Job.
Answer with the number of lines in the listing below that contain the word "Helpfulness", and nothing else.

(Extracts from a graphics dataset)
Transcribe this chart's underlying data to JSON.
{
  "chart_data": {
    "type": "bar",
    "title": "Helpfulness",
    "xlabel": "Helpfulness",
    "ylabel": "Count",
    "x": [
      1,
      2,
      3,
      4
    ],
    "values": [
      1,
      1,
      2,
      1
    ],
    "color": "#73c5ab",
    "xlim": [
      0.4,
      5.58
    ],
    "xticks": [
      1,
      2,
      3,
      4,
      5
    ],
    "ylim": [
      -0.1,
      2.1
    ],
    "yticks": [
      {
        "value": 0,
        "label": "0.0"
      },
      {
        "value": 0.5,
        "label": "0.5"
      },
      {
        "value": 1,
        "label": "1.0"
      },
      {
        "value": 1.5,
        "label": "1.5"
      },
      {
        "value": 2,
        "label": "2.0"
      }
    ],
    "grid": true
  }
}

* * *

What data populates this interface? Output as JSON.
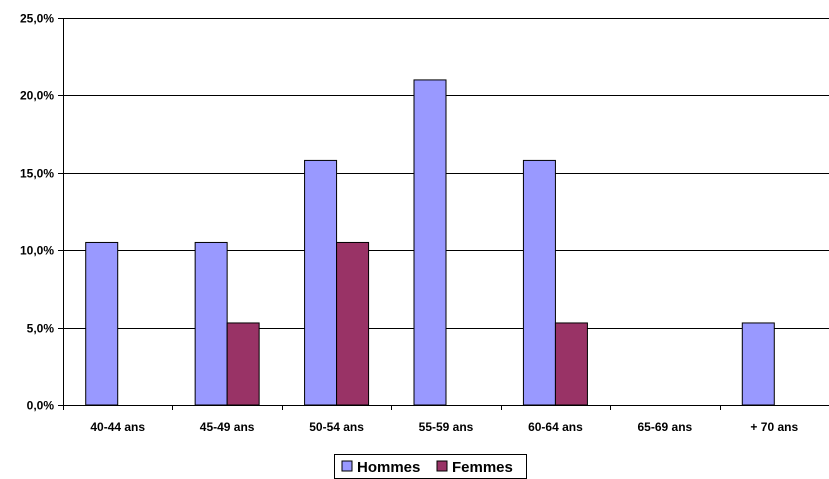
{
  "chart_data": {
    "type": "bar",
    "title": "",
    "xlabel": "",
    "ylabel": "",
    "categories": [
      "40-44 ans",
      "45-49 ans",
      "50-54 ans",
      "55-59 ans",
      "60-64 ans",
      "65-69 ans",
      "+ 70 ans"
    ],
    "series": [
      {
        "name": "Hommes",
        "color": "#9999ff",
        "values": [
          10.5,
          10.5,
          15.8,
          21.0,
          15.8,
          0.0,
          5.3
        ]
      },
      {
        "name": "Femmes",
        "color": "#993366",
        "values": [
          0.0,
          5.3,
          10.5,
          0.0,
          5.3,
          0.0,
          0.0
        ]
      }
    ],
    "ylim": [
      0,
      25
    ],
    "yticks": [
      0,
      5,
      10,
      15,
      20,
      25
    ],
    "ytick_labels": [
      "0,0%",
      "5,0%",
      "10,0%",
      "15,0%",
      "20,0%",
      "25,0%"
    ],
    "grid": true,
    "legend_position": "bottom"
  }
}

Task result.
2